[PARTS OF THE EXERCISE]
**A.** List each distinct figure or quantity that the mortgage article mentions, such as percentages and counts, with repeated ones given once.
**B.** Write the next few paragraphs of the mortgage article, starting after its last sentence.

[EXCERPTED PASSAGE]
[Start]
Boom can help homeowners make huge savings on their mortgage

Some who bought in the recession could switch and save hundreds of thousands, writes Louise McBride

Banks offer cheaper mortgages to people who are borrowing less than 80pc or 90pc of the value of their home. (Stock image)
Banks offer cheaper mortgages to people who are borrowing less than 80pc or 90pc of the value of their home. (Stock image)

More than 100,000 homeowners could be paying tens of thousands more for their mortgage than they need to - because they haven't taken up the cheaper mortgages which the property boom has put within their reach. In some cases, homeowners are losing out on hundreds of thousands of euro in savings by failing to move to cheaper mortgages.

The uplift in property values means that many homeowners are now borrowing a smaller percentage of the value of their home than they did when they initially took out their mortgage. Such homeowners should now qualify for a much cheaper mortgage than the one they originally took out when buying their home.
[End]
[GIVEN INFORMATION]
[Start]
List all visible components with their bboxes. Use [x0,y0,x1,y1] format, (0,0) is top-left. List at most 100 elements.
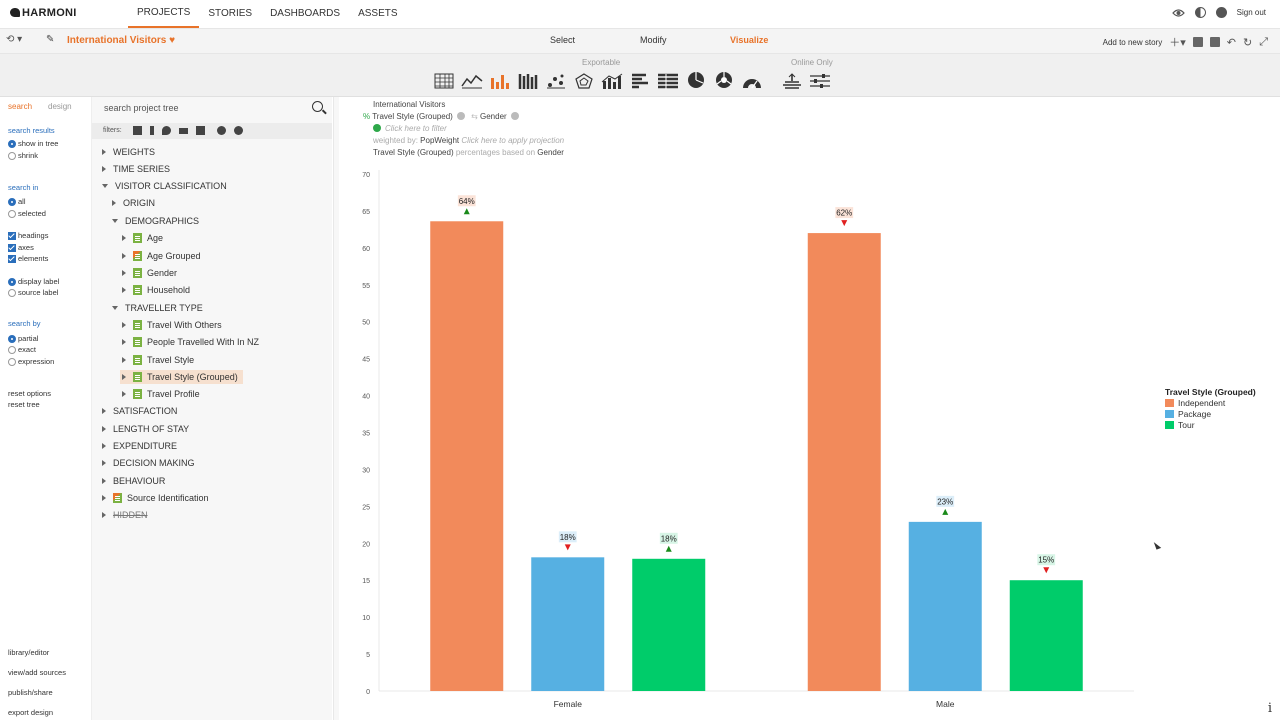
[End]
[SOLVED PROBLEMS]
**A.**
- 80pc
- 90pc
- more than 100,000 (homeowners)
- tens of thousands (more paid for a mortgage)
- hundreds of thousands (of euro in savings)

**B.**
This is because banks offer cheaper mortgages to people who are borrowing less than 80pc or 90pc of the value of their home. These mortgages are known as LTV (loan-to-value) mortgages. The LTV is the percentage of the property price borrowed and cheaper interest rates are usually available to those with low LTVs. The cheapest LTV mortgages are available to those borrowing up to half - or up to three-fifths - of the value of their home.

Recession buyers

You're very likely to qualify for a cheaper mortgage if you bought a home between the second half of 2011 and early 2015 - which was the cheapest time to buy property in Ireland since 2006, according to the latest figures from the property website, daft.ie. The national average sale price was below the €200,000 mark during that time, sinking to a low of €164,248 in early 2013, according to daft.ie. The national average sale price has since risen to €253,925 - a price increase of more than 50pc.

Many homeowners who bought in the depths of the recession have seen the value of their properties increase by even more than this. For example, in late 2011, the average asking price for a property in Dublin city centre was €159,099, according to daft.ie. This has since risen to €330,683 - more than double the price. Daft has also found that the average asking price for a property in south Dublin city has risen from €217,353 in late 2011 to €407,404 - almost double the price.

These homeowners are in line for savings of tens, perhaps, hundreds of thousands by moving from an expensive mortgage to a cheaper one.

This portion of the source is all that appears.